(Saved data entries)
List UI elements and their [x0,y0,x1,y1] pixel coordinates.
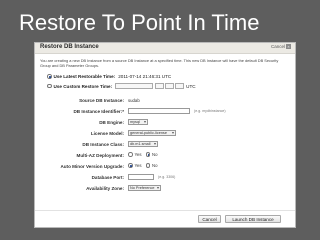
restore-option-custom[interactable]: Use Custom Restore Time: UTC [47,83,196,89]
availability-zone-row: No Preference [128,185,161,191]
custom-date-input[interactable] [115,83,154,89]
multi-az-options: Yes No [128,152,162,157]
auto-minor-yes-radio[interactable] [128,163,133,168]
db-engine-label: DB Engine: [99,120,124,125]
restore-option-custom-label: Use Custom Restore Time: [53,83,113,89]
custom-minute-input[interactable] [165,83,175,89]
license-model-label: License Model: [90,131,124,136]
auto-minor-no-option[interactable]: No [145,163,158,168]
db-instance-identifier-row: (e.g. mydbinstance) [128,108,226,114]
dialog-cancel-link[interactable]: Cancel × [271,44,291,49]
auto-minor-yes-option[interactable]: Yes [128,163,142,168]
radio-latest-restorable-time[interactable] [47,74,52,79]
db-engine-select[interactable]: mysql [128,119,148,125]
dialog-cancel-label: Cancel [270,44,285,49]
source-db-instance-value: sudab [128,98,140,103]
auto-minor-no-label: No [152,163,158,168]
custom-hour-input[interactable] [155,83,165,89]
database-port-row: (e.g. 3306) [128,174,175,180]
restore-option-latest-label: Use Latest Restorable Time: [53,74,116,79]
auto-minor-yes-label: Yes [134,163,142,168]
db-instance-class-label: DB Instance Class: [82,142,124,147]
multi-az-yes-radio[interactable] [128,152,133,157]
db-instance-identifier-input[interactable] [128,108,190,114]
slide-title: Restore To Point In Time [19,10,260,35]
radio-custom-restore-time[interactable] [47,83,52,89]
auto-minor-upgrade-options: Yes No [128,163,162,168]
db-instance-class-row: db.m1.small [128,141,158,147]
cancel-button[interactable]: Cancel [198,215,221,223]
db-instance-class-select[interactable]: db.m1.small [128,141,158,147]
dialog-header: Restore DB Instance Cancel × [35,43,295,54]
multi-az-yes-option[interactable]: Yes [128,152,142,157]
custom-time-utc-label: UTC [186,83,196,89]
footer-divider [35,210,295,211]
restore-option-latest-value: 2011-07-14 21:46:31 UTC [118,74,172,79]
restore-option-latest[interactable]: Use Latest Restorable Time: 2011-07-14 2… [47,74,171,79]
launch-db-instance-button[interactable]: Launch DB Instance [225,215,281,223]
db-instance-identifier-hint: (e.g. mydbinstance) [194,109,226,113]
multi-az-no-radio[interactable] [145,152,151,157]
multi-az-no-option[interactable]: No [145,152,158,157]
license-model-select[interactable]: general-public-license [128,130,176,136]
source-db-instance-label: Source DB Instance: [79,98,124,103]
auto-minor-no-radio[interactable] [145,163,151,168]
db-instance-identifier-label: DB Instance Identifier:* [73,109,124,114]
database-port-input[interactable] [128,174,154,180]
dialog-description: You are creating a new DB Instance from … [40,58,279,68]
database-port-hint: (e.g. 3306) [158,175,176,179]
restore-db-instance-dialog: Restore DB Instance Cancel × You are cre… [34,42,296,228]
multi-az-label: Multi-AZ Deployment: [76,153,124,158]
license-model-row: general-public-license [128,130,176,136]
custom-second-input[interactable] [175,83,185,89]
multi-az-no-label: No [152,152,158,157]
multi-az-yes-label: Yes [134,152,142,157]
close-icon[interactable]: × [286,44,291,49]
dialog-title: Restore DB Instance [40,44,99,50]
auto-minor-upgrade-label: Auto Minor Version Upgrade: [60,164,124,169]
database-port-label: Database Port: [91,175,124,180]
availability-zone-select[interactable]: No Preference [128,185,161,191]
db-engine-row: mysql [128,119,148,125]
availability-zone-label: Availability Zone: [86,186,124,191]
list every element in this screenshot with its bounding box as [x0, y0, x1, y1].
---
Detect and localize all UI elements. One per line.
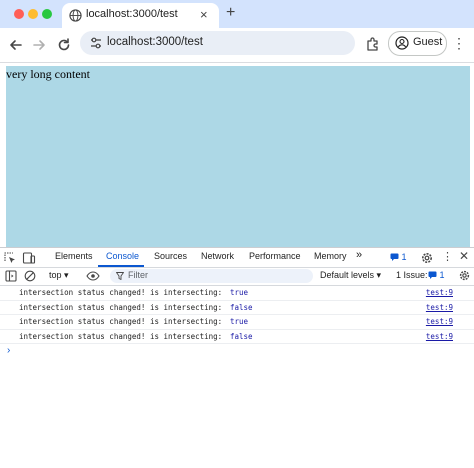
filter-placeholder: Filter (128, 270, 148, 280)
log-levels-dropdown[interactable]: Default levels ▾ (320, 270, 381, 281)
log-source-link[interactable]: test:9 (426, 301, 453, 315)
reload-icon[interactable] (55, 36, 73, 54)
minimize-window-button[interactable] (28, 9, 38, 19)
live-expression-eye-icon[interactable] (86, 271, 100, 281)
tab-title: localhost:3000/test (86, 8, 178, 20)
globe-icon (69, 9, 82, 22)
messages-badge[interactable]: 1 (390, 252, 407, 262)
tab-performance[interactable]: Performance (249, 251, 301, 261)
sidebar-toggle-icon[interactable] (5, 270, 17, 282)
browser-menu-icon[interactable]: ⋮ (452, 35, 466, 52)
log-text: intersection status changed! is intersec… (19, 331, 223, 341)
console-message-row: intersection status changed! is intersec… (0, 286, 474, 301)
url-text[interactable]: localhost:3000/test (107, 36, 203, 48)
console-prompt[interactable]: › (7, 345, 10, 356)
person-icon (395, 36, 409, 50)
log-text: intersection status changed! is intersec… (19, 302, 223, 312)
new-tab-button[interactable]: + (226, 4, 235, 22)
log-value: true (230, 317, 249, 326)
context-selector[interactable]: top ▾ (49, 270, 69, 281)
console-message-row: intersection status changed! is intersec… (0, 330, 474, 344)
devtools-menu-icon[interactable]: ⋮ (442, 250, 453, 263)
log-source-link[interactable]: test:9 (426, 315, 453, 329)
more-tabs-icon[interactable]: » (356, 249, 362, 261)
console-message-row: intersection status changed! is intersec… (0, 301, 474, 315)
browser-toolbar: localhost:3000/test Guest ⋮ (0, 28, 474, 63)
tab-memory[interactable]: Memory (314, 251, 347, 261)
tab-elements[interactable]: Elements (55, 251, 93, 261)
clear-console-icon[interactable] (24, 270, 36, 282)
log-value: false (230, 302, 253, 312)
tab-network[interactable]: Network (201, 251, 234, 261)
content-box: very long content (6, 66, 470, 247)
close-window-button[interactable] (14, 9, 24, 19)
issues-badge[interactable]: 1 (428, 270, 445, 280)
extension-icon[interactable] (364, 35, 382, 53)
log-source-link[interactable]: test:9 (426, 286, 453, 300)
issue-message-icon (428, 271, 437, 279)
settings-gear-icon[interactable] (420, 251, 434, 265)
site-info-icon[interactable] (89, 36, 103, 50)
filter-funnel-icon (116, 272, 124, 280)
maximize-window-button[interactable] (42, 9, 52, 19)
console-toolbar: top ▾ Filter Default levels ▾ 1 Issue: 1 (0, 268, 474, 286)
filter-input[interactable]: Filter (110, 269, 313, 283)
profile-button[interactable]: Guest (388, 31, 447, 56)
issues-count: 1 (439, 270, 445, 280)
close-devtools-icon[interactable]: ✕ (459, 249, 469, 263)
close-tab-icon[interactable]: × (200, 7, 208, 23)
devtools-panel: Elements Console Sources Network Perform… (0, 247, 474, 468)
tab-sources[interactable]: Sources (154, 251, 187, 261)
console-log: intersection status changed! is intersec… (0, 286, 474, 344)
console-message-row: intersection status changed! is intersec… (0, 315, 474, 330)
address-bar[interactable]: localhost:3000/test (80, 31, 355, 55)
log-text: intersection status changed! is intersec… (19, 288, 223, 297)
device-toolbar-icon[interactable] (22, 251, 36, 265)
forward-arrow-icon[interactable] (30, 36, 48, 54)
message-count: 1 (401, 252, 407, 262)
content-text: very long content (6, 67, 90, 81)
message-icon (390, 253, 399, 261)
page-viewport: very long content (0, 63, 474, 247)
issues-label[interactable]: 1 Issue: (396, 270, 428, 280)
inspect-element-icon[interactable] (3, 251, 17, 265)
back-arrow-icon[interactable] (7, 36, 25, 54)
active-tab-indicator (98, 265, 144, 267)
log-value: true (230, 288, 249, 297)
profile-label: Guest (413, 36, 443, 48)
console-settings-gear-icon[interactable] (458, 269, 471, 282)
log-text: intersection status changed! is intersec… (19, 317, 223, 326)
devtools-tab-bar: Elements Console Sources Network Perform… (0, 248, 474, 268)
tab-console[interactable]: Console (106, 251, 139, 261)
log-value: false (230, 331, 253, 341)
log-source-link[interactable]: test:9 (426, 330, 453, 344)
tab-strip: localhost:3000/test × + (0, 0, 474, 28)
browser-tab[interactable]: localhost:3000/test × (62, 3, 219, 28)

#### INSTRUCTION:
Put the records into a JSON list of strings with one string per line, skipping any blank lines. Begin at the line that has "restore-option-custom[interactable]: Use Custom" and stop after the line that has "db-engine-label: DB Engine: [99,120,124,125]".

#### FULL OUTPUT:
[
  "restore-option-custom[interactable]: Use Custom Restore Time: UTC [47,83,196,89]",
  "availability-zone-row: No Preference [128,185,161,191]",
  "custom-date-input[interactable] [115,83,154,89]",
  "multi-az-options: Yes No [128,152,162,157]",
  "auto-minor-yes-radio[interactable] [128,163,133,168]",
  "db-engine-label: DB Engine: [99,120,124,125]"
]